--- Start of DATA FOR THIS TASK ---

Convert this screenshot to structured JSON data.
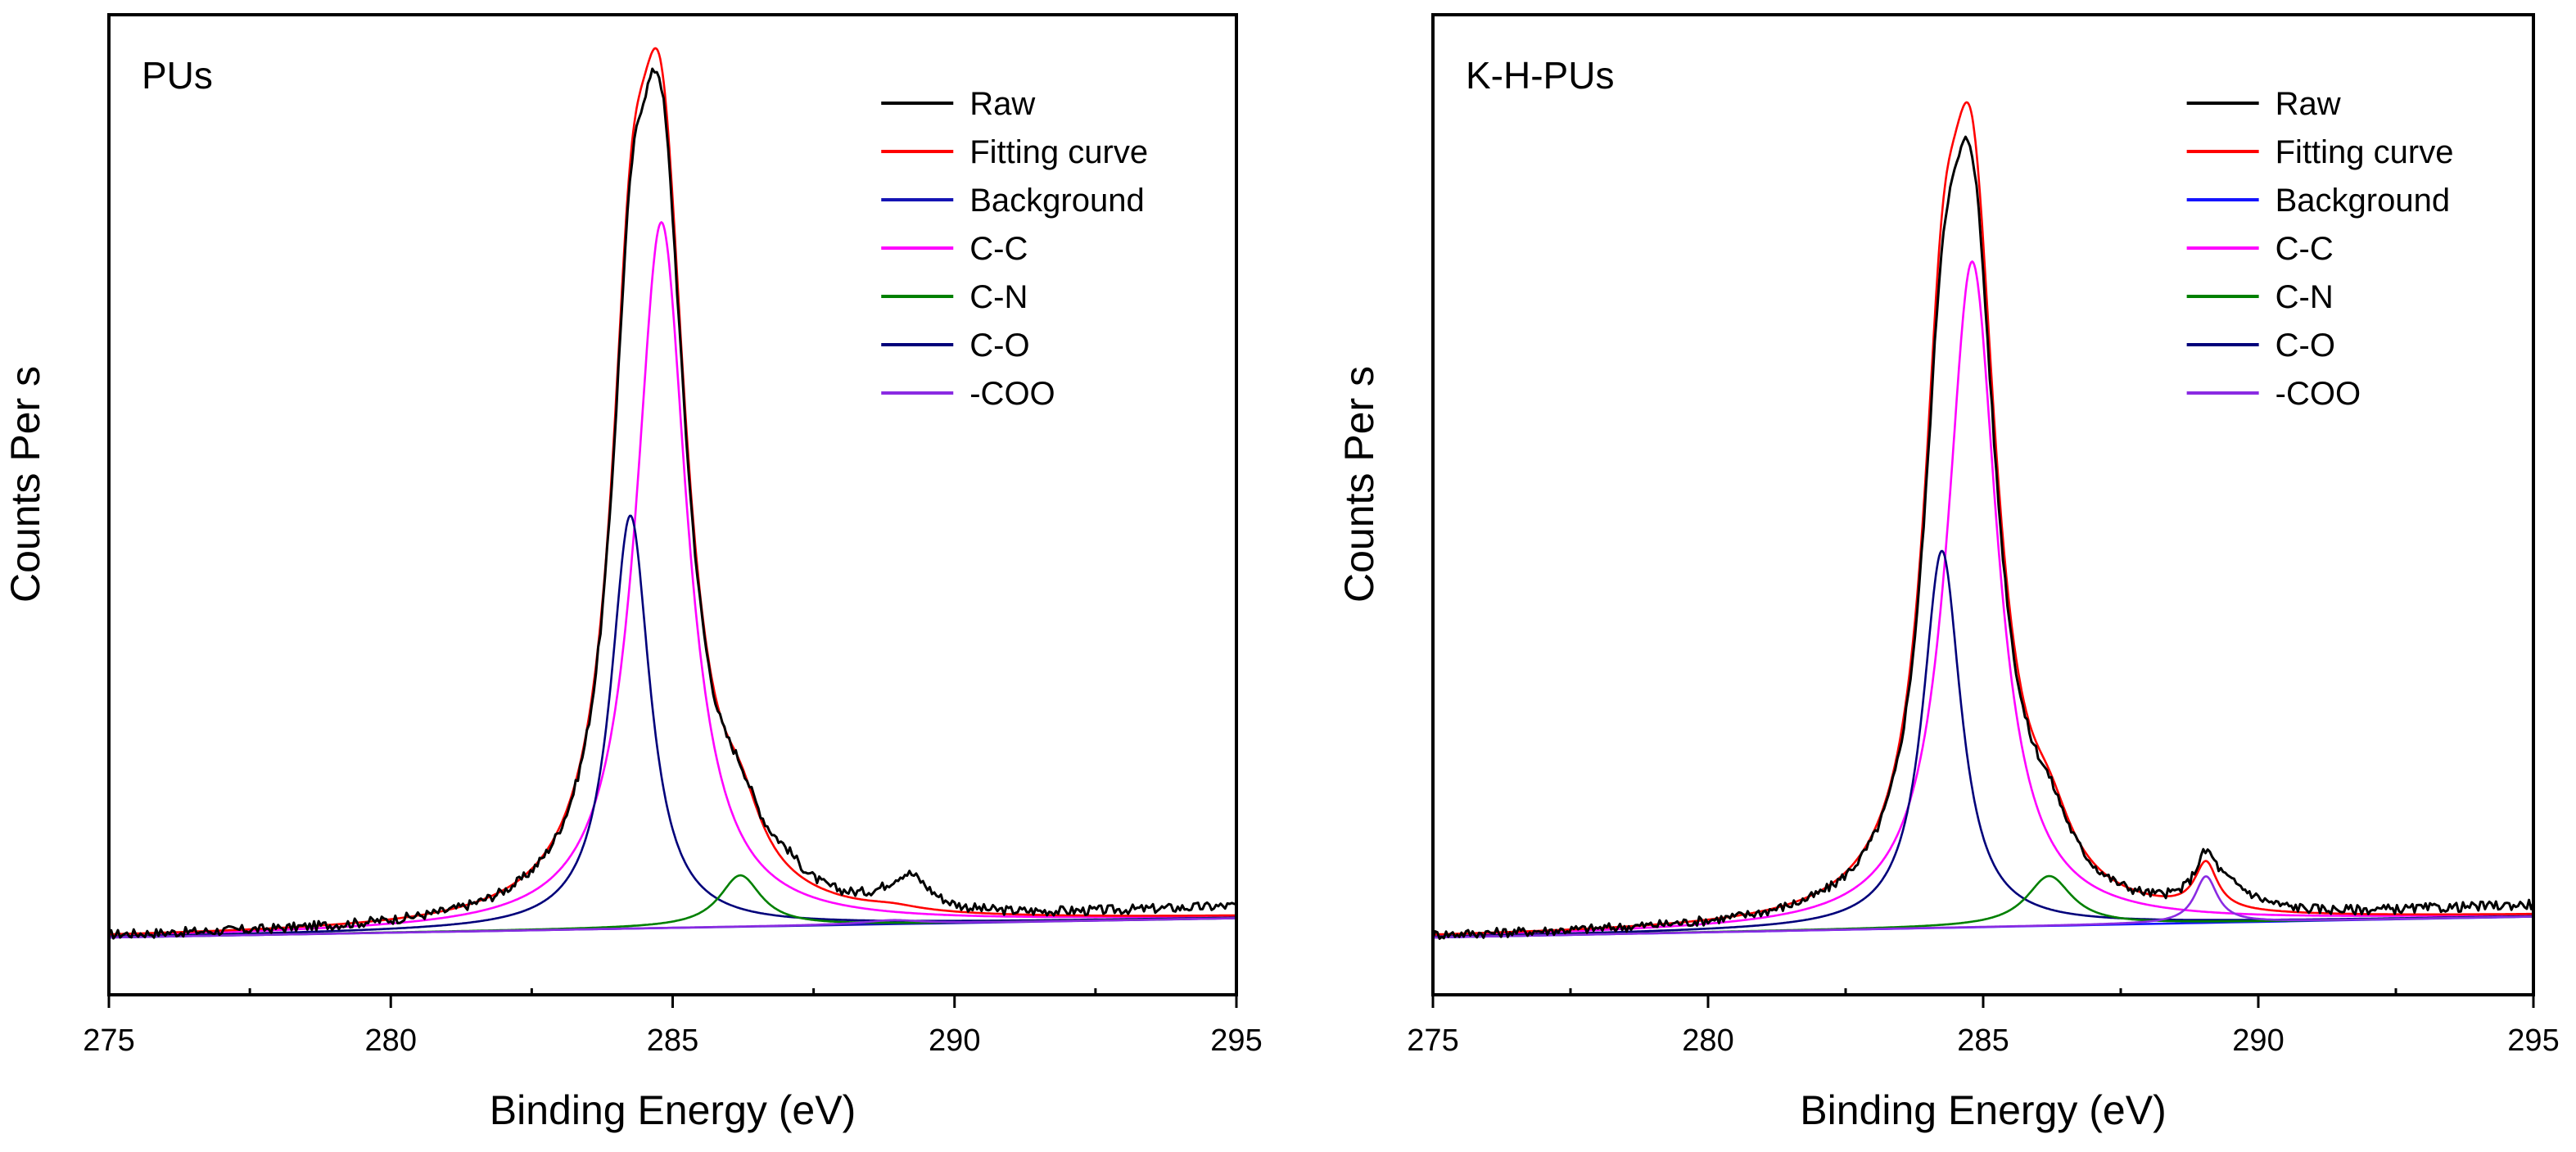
{
  "figure": {
    "description_free": true
  },
  "chart_data": [
    {
      "type": "line",
      "panel_label": "PUs",
      "xlabel": "Binding Energy (eV)",
      "ylabel": "Counts Per s",
      "xlim": [
        275,
        295
      ],
      "ylim": [
        0,
        1.13
      ],
      "x_ticks": [
        "275",
        "280",
        "285",
        "290",
        "295"
      ],
      "x_tick_values": [
        275,
        280,
        285,
        290,
        295
      ],
      "minor_tick_values": [
        277.5,
        282.5,
        287.5,
        292.5
      ],
      "legend_position": "top-right",
      "legend": [
        "Raw",
        "Fitting curve",
        "Background",
        "C-C",
        "C-N",
        "C-O",
        "-COO"
      ],
      "colors": {
        "Raw": "#000000",
        "Fitting curve": "#ff0000",
        "Background": "#1414b4",
        "C-C": "#ff00ff",
        "C-N": "#008000",
        "C-O": "#00007a",
        "-COO": "#8a2be2"
      },
      "background": {
        "start": 0.0,
        "end": 0.024
      },
      "components": [
        {
          "name": "C-C",
          "center": 284.8,
          "height": 0.88,
          "width": 0.55
        },
        {
          "name": "C-O",
          "center": 284.25,
          "height": 0.515,
          "width": 0.42
        },
        {
          "name": "C-N",
          "center": 286.2,
          "height": 0.064,
          "width": 0.45
        },
        {
          "name": "-COO",
          "center": 288.9,
          "height": 0.005,
          "width": 0.6
        }
      ],
      "raw_features": [
        {
          "center": 289.2,
          "height": 0.04,
          "width": 0.45
        },
        {
          "center": 287.0,
          "height": 0.02,
          "width": 0.4
        }
      ],
      "raw_scale": 0.975,
      "raw_noise": 0.006,
      "raw_tail_rise": 0.012
    },
    {
      "type": "line",
      "panel_label": "K-H-PUs",
      "xlabel": "Binding Energy (eV)",
      "ylabel": "Counts Per s",
      "xlim": [
        275,
        295
      ],
      "ylim": [
        0,
        1.13
      ],
      "x_ticks": [
        "275",
        "280",
        "285",
        "290",
        "295"
      ],
      "x_tick_values": [
        275,
        280,
        285,
        290,
        295
      ],
      "minor_tick_values": [
        277.5,
        282.5,
        287.5,
        292.5
      ],
      "legend_position": "top-right",
      "legend": [
        "Raw",
        "Fitting curve",
        "Background",
        "C-C",
        "C-N",
        "C-O",
        "-COO"
      ],
      "colors": {
        "Raw": "#000000",
        "Fitting curve": "#ff0000",
        "Background": "#1414ff",
        "C-C": "#ff00ff",
        "C-N": "#008000",
        "C-O": "#00007a",
        "-COO": "#8a2be2"
      },
      "background": {
        "start": 0.0,
        "end": 0.026
      },
      "components": [
        {
          "name": "C-C",
          "center": 284.8,
          "height": 0.83,
          "width": 0.55
        },
        {
          "name": "C-O",
          "center": 284.25,
          "height": 0.47,
          "width": 0.42
        },
        {
          "name": "C-N",
          "center": 286.2,
          "height": 0.062,
          "width": 0.5
        },
        {
          "name": "-COO",
          "center": 289.05,
          "height": 0.058,
          "width": 0.25
        }
      ],
      "raw_features": [
        {
          "center": 289.5,
          "height": 0.025,
          "width": 0.6
        }
      ],
      "raw_scale": 0.955,
      "raw_noise": 0.006,
      "raw_tail_rise": 0.012
    }
  ]
}
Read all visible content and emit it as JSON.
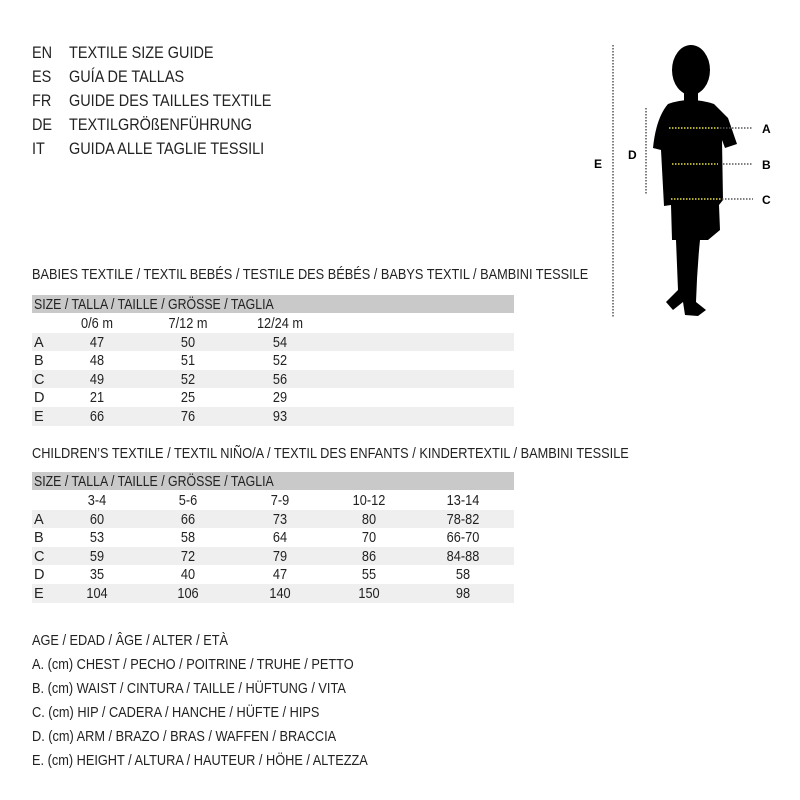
{
  "guide_titles": [
    {
      "code": "EN",
      "title": "TEXTILE SIZE GUIDE"
    },
    {
      "code": "ES",
      "title": "GUÍA DE TALLAS"
    },
    {
      "code": "FR",
      "title": "GUIDE DES TAILLES TEXTILE"
    },
    {
      "code": "DE",
      "title": "TEXTILGRÖßENFÜHRUNG"
    },
    {
      "code": "IT",
      "title": "GUIDA ALLE TAGLIE TESSILI"
    }
  ],
  "diagram": {
    "labels": {
      "a": "A",
      "b": "B",
      "c": "C",
      "d": "D",
      "e": "E"
    },
    "measure_line_color": "#e8e04a"
  },
  "babies": {
    "title": "BABIES TEXTILE / TEXTIL BEBÉS / TESTILE DES BÉBÉS / BABYS TEXTIL / BAMBINI TESSILE",
    "size_header": "SIZE / TALLA / TAILLE / GRÖSSE / TAGLIA",
    "columns": [
      "0/6 m",
      "7/12 m",
      "12/24 m"
    ],
    "rows": [
      {
        "label": "A",
        "values": [
          "47",
          "50",
          "54"
        ]
      },
      {
        "label": "B",
        "values": [
          "48",
          "51",
          "52"
        ]
      },
      {
        "label": "C",
        "values": [
          "49",
          "52",
          "56"
        ]
      },
      {
        "label": "D",
        "values": [
          "21",
          "25",
          "29"
        ]
      },
      {
        "label": "E",
        "values": [
          "66",
          "76",
          "93"
        ]
      }
    ]
  },
  "children": {
    "title": "CHILDREN’S TEXTILE / TEXTIL NIÑO/A / TEXTIL DES ENFANTS / KINDERTEXTIL / BAMBINI TESSILE",
    "size_header": "SIZE / TALLA / TAILLE / GRÖSSE / TAGLIA",
    "columns": [
      "3-4",
      "5-6",
      "7-9",
      "10-12",
      "13-14"
    ],
    "rows": [
      {
        "label": "A",
        "values": [
          "60",
          "66",
          "73",
          "80",
          "78-82"
        ]
      },
      {
        "label": "B",
        "values": [
          "53",
          "58",
          "64",
          "70",
          "66-70"
        ]
      },
      {
        "label": "C",
        "values": [
          "59",
          "72",
          "79",
          "86",
          "84-88"
        ]
      },
      {
        "label": "D",
        "values": [
          "35",
          "40",
          "47",
          "55",
          "58"
        ]
      },
      {
        "label": "E",
        "values": [
          "104",
          "106",
          "140",
          "150",
          "98"
        ]
      }
    ]
  },
  "legend": [
    "AGE / EDAD / ÂGE / ALTER / ETÀ",
    "A. (cm) CHEST / PECHO / POITRINE / TRUHE / PETTO",
    "B. (cm) WAIST / CINTURA / TAILLE / HÜFTUNG / VITA",
    "C. (cm) HIP / CADERA / HANCHE / HÜFTE / HIPS",
    "D. (cm) ARM / BRAZO / BRAS / WAFFEN / BRACCIA",
    "E. (cm) HEIGHT / ALTURA / HAUTEUR / HÖHE / ALTEZZA"
  ]
}
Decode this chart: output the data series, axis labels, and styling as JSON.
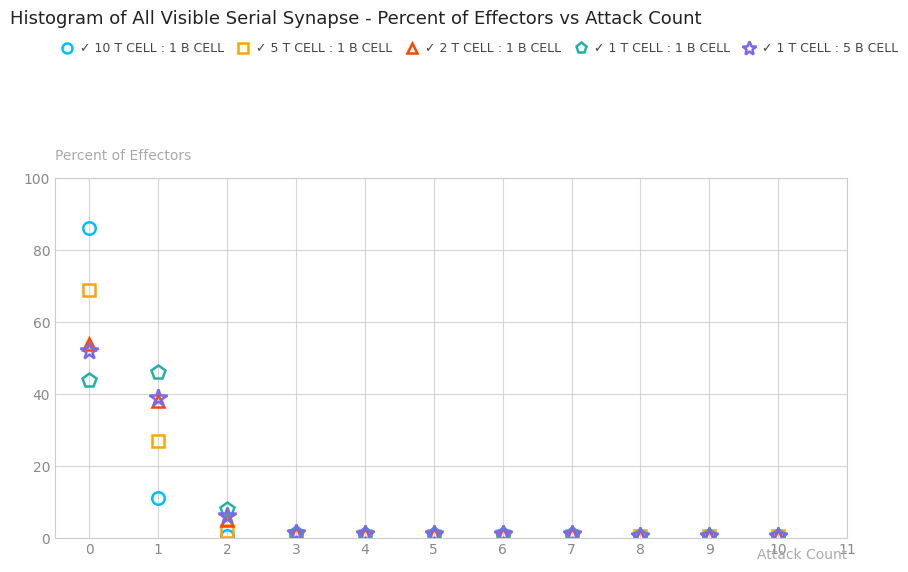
{
  "title": "Histogram of All Visible Serial Synapse - Percent of Effectors vs Attack Count",
  "xlabel": "Attack Count",
  "ylabel": "Percent of Effectors",
  "xlim": [
    -0.5,
    11
  ],
  "ylim": [
    0,
    100
  ],
  "xticks": [
    0,
    1,
    2,
    3,
    4,
    5,
    6,
    7,
    8,
    9,
    10,
    11
  ],
  "yticks": [
    0,
    20,
    40,
    60,
    80,
    100
  ],
  "background_color": "#ffffff",
  "grid_color": "#cccccc",
  "title_color": "#222222",
  "label_color": "#aaaaaa",
  "tick_color": "#888888",
  "series": [
    {
      "label": "10 T CELL : 1 B CELL",
      "color": "#00bfff",
      "marker": "o",
      "markersize": 9,
      "x": [
        0,
        1,
        2,
        3,
        4,
        5,
        6,
        7,
        8,
        9,
        10
      ],
      "y": [
        86.0,
        11.0,
        0.5,
        0.5,
        0.5,
        0.5,
        0.5,
        0.5,
        0.5,
        0.5,
        0.5
      ]
    },
    {
      "label": "5 T CELL : 1 B CELL",
      "color": "#ffa500",
      "marker": "s",
      "markersize": 9,
      "x": [
        0,
        1,
        2,
        3,
        4,
        5,
        6,
        7,
        8,
        9,
        10
      ],
      "y": [
        69.0,
        27.0,
        2.0,
        0.5,
        0.5,
        0.5,
        0.5,
        0.5,
        0.5,
        0.5,
        0.5
      ]
    },
    {
      "label": "2 T CELL : 1 B CELL",
      "color": "#ff4500",
      "marker": "^",
      "markersize": 9,
      "x": [
        0,
        1,
        2,
        3,
        4,
        5,
        6,
        7,
        8,
        9,
        10
      ],
      "y": [
        54.0,
        38.0,
        5.0,
        1.5,
        1.0,
        1.0,
        1.0,
        1.0,
        0.5,
        0.5,
        0.5
      ]
    },
    {
      "label": "1 T CELL : 1 B CELL",
      "color": "#20b2aa",
      "marker": "p",
      "markersize": 10,
      "x": [
        0,
        1,
        2,
        3,
        4,
        5,
        6,
        7,
        8,
        9,
        10
      ],
      "y": [
        44.0,
        46.0,
        8.0,
        1.5,
        1.0,
        1.0,
        1.0,
        1.0,
        0.5,
        0.5,
        0.5
      ]
    },
    {
      "label": "1 T CELL : 5 B CELL",
      "color": "#7b68ee",
      "marker": "*",
      "markersize": 13,
      "x": [
        0,
        1,
        2,
        3,
        4,
        5,
        6,
        7,
        8,
        9,
        10
      ],
      "y": [
        52.0,
        39.0,
        6.0,
        1.5,
        1.0,
        1.0,
        1.0,
        1.0,
        0.5,
        0.5,
        0.5
      ]
    }
  ]
}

--- End of DATA FOR THIS TASK ---

[WHAT IS EXPECTED]
Scan the material above. Extract every line in which the word "CELL" occurs.

[CORRECT ANSWER]
      "label": "10 T CELL : 1 B CELL",
      "label": "5 T CELL : 1 B CELL",
      "label": "2 T CELL : 1 B CELL",
      "label": "1 T CELL : 1 B CELL",
      "label": "1 T CELL : 5 B CELL",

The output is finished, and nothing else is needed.